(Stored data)

◇ ◇ ◇

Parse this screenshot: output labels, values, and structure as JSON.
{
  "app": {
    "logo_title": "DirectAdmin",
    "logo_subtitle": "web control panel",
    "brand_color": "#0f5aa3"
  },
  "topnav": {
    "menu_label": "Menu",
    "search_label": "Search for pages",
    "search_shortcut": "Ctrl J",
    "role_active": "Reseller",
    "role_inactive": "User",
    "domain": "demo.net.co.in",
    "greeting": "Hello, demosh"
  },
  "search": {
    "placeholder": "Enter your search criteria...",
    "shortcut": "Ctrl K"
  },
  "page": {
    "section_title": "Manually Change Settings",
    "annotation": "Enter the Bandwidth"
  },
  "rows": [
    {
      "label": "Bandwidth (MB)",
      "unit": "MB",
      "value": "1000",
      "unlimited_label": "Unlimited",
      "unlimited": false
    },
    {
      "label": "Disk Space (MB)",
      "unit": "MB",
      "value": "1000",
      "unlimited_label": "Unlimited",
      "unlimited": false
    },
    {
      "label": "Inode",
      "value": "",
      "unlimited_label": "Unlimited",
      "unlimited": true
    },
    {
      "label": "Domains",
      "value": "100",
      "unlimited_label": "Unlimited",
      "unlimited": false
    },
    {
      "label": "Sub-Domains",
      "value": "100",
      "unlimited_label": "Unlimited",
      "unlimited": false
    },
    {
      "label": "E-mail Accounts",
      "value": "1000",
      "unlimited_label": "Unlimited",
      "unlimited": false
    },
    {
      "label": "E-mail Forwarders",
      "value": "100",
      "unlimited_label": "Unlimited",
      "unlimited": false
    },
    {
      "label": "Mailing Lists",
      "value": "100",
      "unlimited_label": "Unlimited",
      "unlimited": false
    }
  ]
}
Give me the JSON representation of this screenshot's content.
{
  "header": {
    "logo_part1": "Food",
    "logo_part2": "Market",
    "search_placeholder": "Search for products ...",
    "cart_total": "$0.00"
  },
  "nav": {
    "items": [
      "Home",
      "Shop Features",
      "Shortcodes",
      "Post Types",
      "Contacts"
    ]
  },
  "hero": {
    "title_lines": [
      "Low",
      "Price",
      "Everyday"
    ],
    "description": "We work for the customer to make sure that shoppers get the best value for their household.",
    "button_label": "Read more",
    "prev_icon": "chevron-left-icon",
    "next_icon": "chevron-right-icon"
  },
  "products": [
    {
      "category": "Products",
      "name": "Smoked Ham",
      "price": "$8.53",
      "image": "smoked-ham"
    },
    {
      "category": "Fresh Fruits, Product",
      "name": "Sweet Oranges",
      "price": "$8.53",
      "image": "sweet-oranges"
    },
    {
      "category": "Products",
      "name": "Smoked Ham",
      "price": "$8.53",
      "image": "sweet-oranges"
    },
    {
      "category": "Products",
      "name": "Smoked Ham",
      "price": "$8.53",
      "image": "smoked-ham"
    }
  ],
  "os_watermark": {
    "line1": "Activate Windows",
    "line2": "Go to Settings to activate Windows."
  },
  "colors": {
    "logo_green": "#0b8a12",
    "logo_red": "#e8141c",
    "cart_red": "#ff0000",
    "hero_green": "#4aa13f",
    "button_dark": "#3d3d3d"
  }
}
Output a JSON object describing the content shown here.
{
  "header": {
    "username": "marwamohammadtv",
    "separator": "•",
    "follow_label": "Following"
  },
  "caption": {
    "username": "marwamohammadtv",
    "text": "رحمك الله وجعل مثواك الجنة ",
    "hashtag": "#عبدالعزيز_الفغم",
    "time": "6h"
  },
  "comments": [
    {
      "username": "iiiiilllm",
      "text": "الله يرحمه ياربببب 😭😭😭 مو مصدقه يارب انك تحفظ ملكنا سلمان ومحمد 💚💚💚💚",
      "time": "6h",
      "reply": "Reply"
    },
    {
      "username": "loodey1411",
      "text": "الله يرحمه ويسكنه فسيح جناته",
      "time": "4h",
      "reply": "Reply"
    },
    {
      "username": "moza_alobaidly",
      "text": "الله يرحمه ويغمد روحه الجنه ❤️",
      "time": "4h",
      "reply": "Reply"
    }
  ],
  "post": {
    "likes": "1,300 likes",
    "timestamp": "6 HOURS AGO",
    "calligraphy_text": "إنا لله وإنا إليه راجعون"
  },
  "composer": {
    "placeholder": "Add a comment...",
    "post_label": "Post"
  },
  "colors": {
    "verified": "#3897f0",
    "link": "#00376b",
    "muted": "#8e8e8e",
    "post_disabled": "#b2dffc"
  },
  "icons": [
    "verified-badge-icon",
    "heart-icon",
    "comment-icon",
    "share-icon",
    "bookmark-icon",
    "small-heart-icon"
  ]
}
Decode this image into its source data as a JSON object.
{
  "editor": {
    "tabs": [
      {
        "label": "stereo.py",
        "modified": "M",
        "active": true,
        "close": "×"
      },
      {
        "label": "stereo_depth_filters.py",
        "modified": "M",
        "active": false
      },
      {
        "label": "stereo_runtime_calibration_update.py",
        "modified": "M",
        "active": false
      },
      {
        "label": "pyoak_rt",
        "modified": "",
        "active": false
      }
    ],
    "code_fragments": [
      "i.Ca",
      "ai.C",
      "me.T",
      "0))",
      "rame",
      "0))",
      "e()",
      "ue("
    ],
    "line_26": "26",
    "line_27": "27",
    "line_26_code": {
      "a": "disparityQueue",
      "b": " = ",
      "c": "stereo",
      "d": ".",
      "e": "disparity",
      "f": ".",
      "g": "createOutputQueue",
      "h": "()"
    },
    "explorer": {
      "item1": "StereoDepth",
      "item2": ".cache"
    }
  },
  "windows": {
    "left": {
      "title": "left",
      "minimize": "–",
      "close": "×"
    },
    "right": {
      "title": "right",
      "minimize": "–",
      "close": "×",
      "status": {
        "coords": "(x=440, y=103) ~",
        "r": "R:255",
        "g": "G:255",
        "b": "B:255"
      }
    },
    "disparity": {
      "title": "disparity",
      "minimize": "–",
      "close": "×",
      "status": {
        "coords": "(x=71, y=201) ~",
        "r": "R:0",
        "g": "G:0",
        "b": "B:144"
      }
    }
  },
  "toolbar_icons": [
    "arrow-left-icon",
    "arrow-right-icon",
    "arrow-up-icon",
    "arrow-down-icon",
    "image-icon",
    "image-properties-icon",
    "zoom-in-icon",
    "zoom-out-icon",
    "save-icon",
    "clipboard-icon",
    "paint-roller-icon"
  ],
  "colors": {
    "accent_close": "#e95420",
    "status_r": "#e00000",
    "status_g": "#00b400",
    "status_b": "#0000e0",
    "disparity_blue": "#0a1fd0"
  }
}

◇ ◇ ◇

= Direction =
Gather all lines from the records above in which "arrow" appears.

= Task response =
    "arrow-left-icon",
    "arrow-right-icon",
    "arrow-up-icon",
    "arrow-down-icon",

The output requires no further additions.